_What you are asked to do_
Output every line of the items below, from the line containing "Patent image size: (957, 734)." down to the line containing "The pixel 20d is at (595, 643).", both included, as a Markdown table with the columns Row and Line text, leaving out blank lines.

Items from a data source
· · · · · · ·

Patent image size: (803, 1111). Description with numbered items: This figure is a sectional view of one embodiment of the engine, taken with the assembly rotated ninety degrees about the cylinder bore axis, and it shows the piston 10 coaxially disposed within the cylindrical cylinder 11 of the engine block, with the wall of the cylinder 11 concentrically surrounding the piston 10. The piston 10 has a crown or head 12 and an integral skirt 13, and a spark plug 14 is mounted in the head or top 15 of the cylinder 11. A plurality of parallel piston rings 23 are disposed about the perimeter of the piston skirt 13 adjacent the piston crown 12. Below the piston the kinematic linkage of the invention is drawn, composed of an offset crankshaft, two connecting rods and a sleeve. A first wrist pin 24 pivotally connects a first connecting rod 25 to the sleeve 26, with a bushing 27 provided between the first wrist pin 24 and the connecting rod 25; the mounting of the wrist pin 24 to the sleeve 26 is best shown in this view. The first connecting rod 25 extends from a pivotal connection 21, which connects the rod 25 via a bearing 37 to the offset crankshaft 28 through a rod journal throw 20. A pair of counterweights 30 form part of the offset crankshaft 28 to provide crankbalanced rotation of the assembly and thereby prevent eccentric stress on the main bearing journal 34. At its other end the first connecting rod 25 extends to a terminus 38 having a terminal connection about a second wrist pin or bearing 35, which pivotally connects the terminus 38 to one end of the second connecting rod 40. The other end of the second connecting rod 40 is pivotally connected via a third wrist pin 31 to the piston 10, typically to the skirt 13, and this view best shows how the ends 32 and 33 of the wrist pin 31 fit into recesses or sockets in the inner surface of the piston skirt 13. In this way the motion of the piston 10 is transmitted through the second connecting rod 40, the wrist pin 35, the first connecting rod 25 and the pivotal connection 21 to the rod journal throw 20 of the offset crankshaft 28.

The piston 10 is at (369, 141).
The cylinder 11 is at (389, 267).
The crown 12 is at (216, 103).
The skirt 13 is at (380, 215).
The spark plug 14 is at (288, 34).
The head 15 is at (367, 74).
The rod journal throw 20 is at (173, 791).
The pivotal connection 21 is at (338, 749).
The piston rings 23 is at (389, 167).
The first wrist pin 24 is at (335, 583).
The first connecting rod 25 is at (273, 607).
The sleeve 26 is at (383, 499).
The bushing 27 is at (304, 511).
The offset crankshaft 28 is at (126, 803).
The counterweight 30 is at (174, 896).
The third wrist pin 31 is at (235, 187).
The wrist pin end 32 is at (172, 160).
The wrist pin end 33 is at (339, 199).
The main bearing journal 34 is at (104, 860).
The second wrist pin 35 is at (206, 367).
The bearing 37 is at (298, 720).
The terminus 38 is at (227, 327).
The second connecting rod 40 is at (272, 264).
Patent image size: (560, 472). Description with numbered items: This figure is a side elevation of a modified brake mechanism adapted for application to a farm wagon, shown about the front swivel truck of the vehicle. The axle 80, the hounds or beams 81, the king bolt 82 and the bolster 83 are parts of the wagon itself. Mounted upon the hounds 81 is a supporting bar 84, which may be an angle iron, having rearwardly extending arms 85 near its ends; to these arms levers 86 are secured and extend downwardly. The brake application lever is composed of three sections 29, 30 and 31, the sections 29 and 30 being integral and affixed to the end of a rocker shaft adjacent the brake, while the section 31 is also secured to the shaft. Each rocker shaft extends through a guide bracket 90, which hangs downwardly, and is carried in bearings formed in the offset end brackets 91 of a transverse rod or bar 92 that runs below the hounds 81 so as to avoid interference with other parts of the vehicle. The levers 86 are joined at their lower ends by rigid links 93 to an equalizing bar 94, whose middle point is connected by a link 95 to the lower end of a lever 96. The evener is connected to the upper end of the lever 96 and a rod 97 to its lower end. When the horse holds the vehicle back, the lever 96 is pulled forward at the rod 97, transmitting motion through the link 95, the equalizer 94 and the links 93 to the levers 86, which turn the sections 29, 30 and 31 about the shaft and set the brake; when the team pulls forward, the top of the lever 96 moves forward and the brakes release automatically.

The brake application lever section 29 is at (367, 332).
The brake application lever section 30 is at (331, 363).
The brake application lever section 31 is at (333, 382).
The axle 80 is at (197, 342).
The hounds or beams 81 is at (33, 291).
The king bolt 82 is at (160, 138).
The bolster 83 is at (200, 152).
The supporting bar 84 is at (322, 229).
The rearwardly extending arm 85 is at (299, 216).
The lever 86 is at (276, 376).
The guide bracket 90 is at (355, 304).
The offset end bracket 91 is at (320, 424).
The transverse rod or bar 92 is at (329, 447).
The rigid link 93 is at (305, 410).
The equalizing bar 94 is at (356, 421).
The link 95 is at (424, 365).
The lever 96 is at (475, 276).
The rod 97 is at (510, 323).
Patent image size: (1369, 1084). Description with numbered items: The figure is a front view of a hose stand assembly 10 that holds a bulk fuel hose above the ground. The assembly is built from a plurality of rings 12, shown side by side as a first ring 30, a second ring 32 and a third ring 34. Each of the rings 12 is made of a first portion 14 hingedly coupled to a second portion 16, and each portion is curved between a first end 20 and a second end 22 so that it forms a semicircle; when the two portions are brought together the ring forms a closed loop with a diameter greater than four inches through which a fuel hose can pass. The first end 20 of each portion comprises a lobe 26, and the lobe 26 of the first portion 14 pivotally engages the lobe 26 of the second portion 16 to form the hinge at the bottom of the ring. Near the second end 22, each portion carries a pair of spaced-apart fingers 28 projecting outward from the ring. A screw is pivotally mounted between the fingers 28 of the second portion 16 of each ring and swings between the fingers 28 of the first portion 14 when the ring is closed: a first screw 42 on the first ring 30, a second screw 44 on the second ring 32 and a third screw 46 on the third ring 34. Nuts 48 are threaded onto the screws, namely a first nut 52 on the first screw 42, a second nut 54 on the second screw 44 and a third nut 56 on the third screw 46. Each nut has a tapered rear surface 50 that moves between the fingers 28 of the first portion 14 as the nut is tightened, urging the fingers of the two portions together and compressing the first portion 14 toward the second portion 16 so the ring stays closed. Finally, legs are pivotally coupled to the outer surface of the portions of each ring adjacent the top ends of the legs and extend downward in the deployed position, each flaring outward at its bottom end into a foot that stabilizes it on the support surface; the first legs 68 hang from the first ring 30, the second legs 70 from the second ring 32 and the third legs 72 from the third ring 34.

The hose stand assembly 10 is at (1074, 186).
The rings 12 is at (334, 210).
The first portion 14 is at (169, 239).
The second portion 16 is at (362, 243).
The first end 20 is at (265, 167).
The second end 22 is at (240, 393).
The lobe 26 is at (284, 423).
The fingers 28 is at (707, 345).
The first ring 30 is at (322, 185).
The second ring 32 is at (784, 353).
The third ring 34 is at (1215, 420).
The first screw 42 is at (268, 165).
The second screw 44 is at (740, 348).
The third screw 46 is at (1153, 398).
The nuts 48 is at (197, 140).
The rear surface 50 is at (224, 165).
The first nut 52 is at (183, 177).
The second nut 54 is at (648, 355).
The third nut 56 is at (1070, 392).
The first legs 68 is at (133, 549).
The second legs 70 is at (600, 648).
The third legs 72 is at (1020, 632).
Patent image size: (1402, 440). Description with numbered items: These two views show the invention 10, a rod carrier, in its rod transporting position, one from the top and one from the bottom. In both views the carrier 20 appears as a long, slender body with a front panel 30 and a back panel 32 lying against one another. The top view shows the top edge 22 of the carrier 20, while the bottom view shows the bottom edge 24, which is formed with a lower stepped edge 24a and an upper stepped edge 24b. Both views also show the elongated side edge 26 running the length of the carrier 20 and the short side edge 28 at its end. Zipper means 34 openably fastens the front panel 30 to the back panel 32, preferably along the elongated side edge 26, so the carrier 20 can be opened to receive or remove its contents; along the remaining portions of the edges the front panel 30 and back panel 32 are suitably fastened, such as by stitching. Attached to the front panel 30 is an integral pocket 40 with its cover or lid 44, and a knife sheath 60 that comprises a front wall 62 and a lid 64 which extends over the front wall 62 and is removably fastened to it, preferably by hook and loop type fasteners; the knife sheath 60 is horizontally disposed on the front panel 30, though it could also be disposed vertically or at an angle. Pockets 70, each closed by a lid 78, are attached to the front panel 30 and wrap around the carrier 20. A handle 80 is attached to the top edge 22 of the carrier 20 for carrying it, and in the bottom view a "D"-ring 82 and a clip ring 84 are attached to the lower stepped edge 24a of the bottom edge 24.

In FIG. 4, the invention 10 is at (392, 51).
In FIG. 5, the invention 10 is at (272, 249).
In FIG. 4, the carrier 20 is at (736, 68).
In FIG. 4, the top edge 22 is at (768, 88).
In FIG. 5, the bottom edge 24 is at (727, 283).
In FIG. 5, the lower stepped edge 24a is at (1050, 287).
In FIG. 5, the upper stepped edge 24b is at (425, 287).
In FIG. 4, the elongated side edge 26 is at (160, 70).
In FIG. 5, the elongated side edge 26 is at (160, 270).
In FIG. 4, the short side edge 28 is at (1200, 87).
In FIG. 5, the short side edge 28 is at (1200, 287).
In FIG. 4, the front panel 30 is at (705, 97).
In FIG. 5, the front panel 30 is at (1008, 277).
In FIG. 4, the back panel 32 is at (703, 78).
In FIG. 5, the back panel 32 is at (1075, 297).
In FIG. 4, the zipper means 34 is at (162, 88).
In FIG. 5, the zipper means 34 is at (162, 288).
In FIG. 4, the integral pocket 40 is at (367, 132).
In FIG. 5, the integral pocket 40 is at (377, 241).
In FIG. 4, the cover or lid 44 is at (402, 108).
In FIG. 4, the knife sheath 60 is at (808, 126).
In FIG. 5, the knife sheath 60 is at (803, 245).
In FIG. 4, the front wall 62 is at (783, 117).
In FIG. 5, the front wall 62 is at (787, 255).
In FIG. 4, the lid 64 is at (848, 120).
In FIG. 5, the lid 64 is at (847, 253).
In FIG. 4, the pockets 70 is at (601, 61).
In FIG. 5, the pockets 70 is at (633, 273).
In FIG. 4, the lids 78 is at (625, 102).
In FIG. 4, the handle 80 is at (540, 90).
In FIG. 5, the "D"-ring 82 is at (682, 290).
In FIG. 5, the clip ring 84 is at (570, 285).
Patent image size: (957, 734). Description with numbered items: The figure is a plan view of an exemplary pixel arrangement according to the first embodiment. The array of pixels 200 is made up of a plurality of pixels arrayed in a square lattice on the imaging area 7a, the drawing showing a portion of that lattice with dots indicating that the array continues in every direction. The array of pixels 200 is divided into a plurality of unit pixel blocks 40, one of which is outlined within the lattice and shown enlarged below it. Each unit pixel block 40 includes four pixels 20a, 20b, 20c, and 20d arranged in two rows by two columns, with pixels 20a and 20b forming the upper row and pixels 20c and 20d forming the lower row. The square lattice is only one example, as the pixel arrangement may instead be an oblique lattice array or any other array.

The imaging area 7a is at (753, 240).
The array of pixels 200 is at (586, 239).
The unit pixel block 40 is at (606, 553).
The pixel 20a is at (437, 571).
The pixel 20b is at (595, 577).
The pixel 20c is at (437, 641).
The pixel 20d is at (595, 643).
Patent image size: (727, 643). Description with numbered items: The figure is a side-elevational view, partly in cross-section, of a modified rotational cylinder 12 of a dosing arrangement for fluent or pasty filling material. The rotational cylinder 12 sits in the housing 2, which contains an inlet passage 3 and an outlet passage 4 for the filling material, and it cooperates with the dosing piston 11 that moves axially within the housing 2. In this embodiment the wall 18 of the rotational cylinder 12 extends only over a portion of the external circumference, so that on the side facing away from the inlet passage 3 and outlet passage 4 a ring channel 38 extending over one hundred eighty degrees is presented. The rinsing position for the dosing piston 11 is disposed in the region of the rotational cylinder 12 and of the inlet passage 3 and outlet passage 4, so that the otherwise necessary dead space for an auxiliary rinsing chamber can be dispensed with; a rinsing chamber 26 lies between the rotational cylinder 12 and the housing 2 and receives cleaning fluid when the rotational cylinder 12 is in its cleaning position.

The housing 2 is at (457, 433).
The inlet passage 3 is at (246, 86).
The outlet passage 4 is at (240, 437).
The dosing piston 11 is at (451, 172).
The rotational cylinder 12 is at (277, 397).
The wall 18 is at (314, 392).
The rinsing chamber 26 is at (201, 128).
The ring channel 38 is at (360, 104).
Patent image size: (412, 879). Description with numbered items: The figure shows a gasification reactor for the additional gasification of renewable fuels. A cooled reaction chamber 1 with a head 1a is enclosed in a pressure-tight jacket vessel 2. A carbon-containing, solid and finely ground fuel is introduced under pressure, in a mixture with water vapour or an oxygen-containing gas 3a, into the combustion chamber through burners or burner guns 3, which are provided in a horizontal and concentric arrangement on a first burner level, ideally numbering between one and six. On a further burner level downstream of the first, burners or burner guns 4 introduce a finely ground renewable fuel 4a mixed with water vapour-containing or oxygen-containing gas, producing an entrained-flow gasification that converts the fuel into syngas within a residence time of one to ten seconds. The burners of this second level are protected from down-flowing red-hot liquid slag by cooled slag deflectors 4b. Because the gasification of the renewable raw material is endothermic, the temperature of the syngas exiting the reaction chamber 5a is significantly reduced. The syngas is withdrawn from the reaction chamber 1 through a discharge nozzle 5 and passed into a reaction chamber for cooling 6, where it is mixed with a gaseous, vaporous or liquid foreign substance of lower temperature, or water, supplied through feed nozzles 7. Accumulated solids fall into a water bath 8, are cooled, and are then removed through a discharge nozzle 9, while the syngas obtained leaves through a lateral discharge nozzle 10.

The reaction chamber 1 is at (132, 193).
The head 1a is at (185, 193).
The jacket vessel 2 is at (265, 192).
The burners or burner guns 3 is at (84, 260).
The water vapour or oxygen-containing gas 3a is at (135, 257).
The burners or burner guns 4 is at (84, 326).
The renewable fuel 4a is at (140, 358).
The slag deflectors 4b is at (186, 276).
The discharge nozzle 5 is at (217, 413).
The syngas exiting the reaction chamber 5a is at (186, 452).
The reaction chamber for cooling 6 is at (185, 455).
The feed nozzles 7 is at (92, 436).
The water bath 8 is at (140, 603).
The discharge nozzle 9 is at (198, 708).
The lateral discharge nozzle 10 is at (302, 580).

· · · · · · ·

_Task solution_
| Row | Line text |
|---|---|
| 1 | Patent image size: (957, 734). Description with numbered items: The figure is a plan view of an exemplary pixel arrangement according to the first embodiment. The array of pixels 200 is made up of a plurality of pixels arrayed in a square lattice on the imaging area 7a, the drawing showing a portion of that lattice with dots indicating that the array continues in every direction. The array of pixels 200 is divided into a plurality of unit pixel blocks 40, one of which is outlined within the lattice and shown enlarged below it. Each unit pixel block 40 includes four pixels 20a, 20b, 20c, and 20d arranged in two rows by two columns, with pixels 20a and 20b forming the upper row and pixels 20c and 20d forming the lower row. The square lattice is only one example, as the pixel arrangement may instead be an oblique lattice array or any other array. |
| 2 | The imaging area 7a is at (753, 240). |
| 3 | The array of pixels 200 is at (586, 239). |
| 4 | The unit pixel block 40 is at (606, 553). |
| 5 | The pixel 20a is at (437, 571). |
| 6 | The pixel 20b is at (595, 577). |
| 7 | The pixel 20c is at (437, 641). |
| 8 | The pixel 20d is at (595, 643). |